_WORK TO DO_:
Below are some entries. Output each one exactly as it appears.

_STORED ROWS_:
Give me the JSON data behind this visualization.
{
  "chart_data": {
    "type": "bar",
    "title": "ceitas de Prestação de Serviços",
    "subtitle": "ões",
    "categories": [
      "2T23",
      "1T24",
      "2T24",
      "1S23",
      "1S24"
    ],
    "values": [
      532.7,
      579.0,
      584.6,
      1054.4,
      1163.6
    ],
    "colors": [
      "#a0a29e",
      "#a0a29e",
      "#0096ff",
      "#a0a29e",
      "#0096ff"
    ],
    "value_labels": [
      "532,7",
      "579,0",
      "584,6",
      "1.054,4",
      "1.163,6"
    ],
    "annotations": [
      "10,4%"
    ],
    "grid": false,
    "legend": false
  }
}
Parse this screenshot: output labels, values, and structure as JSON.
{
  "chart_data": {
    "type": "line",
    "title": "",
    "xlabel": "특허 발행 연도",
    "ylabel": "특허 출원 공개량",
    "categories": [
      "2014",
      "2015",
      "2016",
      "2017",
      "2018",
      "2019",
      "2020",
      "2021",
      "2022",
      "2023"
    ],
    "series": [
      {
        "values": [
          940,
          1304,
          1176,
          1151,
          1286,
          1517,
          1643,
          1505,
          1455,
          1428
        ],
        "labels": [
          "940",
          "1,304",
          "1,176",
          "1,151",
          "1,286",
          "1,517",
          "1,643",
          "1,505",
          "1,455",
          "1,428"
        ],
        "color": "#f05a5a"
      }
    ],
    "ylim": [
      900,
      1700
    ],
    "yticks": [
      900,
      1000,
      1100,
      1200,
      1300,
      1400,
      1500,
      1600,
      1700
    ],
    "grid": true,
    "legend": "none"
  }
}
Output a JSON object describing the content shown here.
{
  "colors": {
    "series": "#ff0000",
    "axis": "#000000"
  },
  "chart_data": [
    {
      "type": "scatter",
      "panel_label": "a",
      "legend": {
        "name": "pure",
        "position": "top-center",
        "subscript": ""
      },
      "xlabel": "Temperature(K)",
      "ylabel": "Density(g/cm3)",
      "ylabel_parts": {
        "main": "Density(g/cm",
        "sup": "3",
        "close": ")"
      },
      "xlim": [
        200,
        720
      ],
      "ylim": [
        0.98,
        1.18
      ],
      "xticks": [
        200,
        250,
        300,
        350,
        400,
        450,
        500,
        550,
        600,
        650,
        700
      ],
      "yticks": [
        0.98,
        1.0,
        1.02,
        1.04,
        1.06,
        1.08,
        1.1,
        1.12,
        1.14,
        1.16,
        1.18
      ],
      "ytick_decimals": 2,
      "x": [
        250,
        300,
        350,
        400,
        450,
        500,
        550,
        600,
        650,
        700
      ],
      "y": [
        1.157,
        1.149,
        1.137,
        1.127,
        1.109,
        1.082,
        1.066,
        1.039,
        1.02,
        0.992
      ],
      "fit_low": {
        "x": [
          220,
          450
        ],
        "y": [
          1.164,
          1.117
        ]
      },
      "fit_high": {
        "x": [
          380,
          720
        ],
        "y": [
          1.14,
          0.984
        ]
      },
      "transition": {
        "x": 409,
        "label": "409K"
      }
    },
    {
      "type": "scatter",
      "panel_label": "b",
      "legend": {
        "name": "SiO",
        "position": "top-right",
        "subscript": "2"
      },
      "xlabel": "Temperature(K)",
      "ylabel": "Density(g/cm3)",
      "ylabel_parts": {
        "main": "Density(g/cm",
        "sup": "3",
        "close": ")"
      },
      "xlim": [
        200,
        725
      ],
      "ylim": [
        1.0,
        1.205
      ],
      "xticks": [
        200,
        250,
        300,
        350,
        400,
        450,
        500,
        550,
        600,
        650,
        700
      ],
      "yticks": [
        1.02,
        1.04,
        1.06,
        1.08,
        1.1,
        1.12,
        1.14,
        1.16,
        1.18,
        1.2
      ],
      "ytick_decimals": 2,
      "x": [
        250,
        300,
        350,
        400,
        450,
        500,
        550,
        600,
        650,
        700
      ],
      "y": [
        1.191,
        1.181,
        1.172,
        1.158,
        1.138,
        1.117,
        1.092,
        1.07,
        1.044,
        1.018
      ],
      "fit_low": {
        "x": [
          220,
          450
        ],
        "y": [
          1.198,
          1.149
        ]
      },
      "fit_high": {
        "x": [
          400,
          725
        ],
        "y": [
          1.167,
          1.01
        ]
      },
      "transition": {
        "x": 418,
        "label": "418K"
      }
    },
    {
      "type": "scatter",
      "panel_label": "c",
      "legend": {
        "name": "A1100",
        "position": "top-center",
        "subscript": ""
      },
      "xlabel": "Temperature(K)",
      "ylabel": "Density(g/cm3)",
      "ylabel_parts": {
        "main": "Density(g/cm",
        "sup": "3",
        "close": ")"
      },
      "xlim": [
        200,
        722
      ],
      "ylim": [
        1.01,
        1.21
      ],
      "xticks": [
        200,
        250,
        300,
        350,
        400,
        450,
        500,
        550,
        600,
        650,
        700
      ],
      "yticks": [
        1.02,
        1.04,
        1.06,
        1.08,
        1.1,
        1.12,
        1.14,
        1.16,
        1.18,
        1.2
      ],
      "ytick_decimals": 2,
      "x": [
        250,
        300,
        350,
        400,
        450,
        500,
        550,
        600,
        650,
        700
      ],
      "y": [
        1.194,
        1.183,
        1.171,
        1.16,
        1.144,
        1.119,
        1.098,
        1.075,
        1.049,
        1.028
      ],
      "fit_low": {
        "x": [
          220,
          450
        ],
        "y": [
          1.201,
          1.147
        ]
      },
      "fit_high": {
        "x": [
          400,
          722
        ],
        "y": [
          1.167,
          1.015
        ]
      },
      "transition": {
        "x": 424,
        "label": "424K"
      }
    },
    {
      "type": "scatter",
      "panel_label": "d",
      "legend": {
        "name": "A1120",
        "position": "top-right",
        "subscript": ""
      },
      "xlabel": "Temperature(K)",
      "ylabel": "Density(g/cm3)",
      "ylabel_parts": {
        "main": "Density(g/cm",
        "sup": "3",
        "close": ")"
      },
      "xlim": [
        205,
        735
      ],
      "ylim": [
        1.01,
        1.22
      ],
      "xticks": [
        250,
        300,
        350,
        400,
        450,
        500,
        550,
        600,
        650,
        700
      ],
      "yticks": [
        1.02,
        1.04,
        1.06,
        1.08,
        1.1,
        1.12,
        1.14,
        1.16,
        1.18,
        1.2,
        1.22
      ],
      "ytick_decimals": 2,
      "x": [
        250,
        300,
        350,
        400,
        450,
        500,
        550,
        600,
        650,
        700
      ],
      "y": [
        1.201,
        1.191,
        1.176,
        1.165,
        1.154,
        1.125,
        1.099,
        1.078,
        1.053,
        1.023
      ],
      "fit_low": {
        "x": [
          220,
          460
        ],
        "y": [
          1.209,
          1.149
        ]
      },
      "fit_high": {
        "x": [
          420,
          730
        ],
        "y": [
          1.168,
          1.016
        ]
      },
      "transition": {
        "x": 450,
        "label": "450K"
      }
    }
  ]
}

_SOLUTION TO THIS TASK_:
Give me the JSON data behind this visualization.
{
  "chart_data": {
    "type": "bar",
    "title": "ceitas de Prestação de Serviços",
    "subtitle": "ões",
    "categories": [
      "2T23",
      "1T24",
      "2T24",
      "1S23",
      "1S24"
    ],
    "values": [
      532.7,
      579.0,
      584.6,
      1054.4,
      1163.6
    ],
    "colors": [
      "#a0a29e",
      "#a0a29e",
      "#0096ff",
      "#a0a29e",
      "#0096ff"
    ],
    "value_labels": [
      "532,7",
      "579,0",
      "584,6",
      "1.054,4",
      "1.163,6"
    ],
    "annotations": [
      "10,4%"
    ],
    "grid": false,
    "legend": false
  }
}
Parse this screenshot: output labels, values, and structure as JSON.
{
  "chart_data": {
    "type": "line",
    "title": "",
    "xlabel": "특허 발행 연도",
    "ylabel": "특허 출원 공개량",
    "categories": [
      "2014",
      "2015",
      "2016",
      "2017",
      "2018",
      "2019",
      "2020",
      "2021",
      "2022",
      "2023"
    ],
    "series": [
      {
        "values": [
          940,
          1304,
          1176,
          1151,
          1286,
          1517,
          1643,
          1505,
          1455,
          1428
        ],
        "labels": [
          "940",
          "1,304",
          "1,176",
          "1,151",
          "1,286",
          "1,517",
          "1,643",
          "1,505",
          "1,455",
          "1,428"
        ],
        "color": "#f05a5a"
      }
    ],
    "ylim": [
      900,
      1700
    ],
    "yticks": [
      900,
      1000,
      1100,
      1200,
      1300,
      1400,
      1500,
      1600,
      1700
    ],
    "grid": true,
    "legend": "none"
  }
}
Output a JSON object describing the content shown here.
{
  "colors": {
    "series": "#ff0000",
    "axis": "#000000"
  },
  "chart_data": [
    {
      "type": "scatter",
      "panel_label": "a",
      "legend": {
        "name": "pure",
        "position": "top-center",
        "subscript": ""
      },
      "xlabel": "Temperature(K)",
      "ylabel": "Density(g/cm3)",
      "ylabel_parts": {
        "main": "Density(g/cm",
        "sup": "3",
        "close": ")"
      },
      "xlim": [
        200,
        720
      ],
      "ylim": [
        0.98,
        1.18
      ],
      "xticks": [
        200,
        250,
        300,
        350,
        400,
        450,
        500,
        550,
        600,
        650,
        700
      ],
      "yticks": [
        0.98,
        1.0,
        1.02,
        1.04,
        1.06,
        1.08,
        1.1,
        1.12,
        1.14,
        1.16,
        1.18
      ],
      "ytick_decimals": 2,
      "x": [
        250,
        300,
        350,
        400,
        450,
        500,
        550,
        600,
        650,
        700
      ],
      "y": [
        1.157,
        1.149,
        1.137,
        1.127,
        1.109,
        1.082,
        1.066,
        1.039,
        1.02,
        0.992
      ],
      "fit_low": {
        "x": [
          220,
          450
        ],
        "y": [
          1.164,
          1.117
        ]
      },
      "fit_high": {
        "x": [
          380,
          720
        ],
        "y": [
          1.14,
          0.984
        ]
      },
      "transition": {
        "x": 409,
        "label": "409K"
      }
    },
    {
      "type": "scatter",
      "panel_label": "b",
      "legend": {
        "name": "SiO",
        "position": "top-right",
        "subscript": "2"
      },
      "xlabel": "Temperature(K)",
      "ylabel": "Density(g/cm3)",
      "ylabel_parts": {
        "main": "Density(g/cm",
        "sup": "3",
        "close": ")"
      },
      "xlim": [
        200,
        725
      ],
      "ylim": [
        1.0,
        1.205
      ],
      "xticks": [
        200,
        250,
        300,
        350,
        400,
        450,
        500,
        550,
        600,
        650,
        700
      ],
      "yticks": [
        1.02,
        1.04,
        1.06,
        1.08,
        1.1,
        1.12,
        1.14,
        1.16,
        1.18,
        1.2
      ],
      "ytick_decimals": 2,
      "x": [
        250,
        300,
        350,
        400,
        450,
        500,
        550,
        600,
        650,
        700
      ],
      "y": [
        1.191,
        1.181,
        1.172,
        1.158,
        1.138,
        1.117,
        1.092,
        1.07,
        1.044,
        1.018
      ],
      "fit_low": {
        "x": [
          220,
          450
        ],
        "y": [
          1.198,
          1.149
        ]
      },
      "fit_high": {
        "x": [
          400,
          725
        ],
        "y": [
          1.167,
          1.01
        ]
      },
      "transition": {
        "x": 418,
        "label": "418K"
      }
    },
    {
      "type": "scatter",
      "panel_label": "c",
      "legend": {
        "name": "A1100",
        "position": "top-center",
        "subscript": ""
      },
      "xlabel": "Temperature(K)",
      "ylabel": "Density(g/cm3)",
      "ylabel_parts": {
        "main": "Density(g/cm",
        "sup": "3",
        "close": ")"
      },
      "xlim": [
        200,
        722
      ],
      "ylim": [
        1.01,
        1.21
      ],
      "xticks": [
        200,
        250,
        300,
        350,
        400,
        450,
        500,
        550,
        600,
        650,
        700
      ],
      "yticks": [
        1.02,
        1.04,
        1.06,
        1.08,
        1.1,
        1.12,
        1.14,
        1.16,
        1.18,
        1.2
      ],
      "ytick_decimals": 2,
      "x": [
        250,
        300,
        350,
        400,
        450,
        500,
        550,
        600,
        650,
        700
      ],
      "y": [
        1.194,
        1.183,
        1.171,
        1.16,
        1.144,
        1.119,
        1.098,
        1.075,
        1.049,
        1.028
      ],
      "fit_low": {
        "x": [
          220,
          450
        ],
        "y": [
          1.201,
          1.147
        ]
      },
      "fit_high": {
        "x": [
          400,
          722
        ],
        "y": [
          1.167,
          1.015
        ]
      },
      "transition": {
        "x": 424,
        "label": "424K"
      }
    },
    {
      "type": "scatter",
      "panel_label": "d",
      "legend": {
        "name": "A1120",
        "position": "top-right",
        "subscript": ""
      },
      "xlabel": "Temperature(K)",
      "ylabel": "Density(g/cm3)",
      "ylabel_parts": {
        "main": "Density(g/cm",
        "sup": "3",
        "close": ")"
      },
      "xlim": [
        205,
        735
      ],
      "ylim": [
        1.01,
        1.22
      ],
      "xticks": [
        250,
        300,
        350,
        400,
        450,
        500,
        550,
        600,
        650,
        700
      ],
      "yticks": [
        1.02,
        1.04,
        1.06,
        1.08,
        1.1,
        1.12,
        1.14,
        1.16,
        1.18,
        1.2,
        1.22
      ],
      "ytick_decimals": 2,
      "x": [
        250,
        300,
        350,
        400,
        450,
        500,
        550,
        600,
        650,
        700
      ],
      "y": [
        1.201,
        1.191,
        1.176,
        1.165,
        1.154,
        1.125,
        1.099,
        1.078,
        1.053,
        1.023
      ],
      "fit_low": {
        "x": [
          220,
          460
        ],
        "y": [
          1.209,
          1.149
        ]
      },
      "fit_high": {
        "x": [
          420,
          730
        ],
        "y": [
          1.168,
          1.016
        ]
      },
      "transition": {
        "x": 450,
        "label": "450K"
      }
    }
  ]
}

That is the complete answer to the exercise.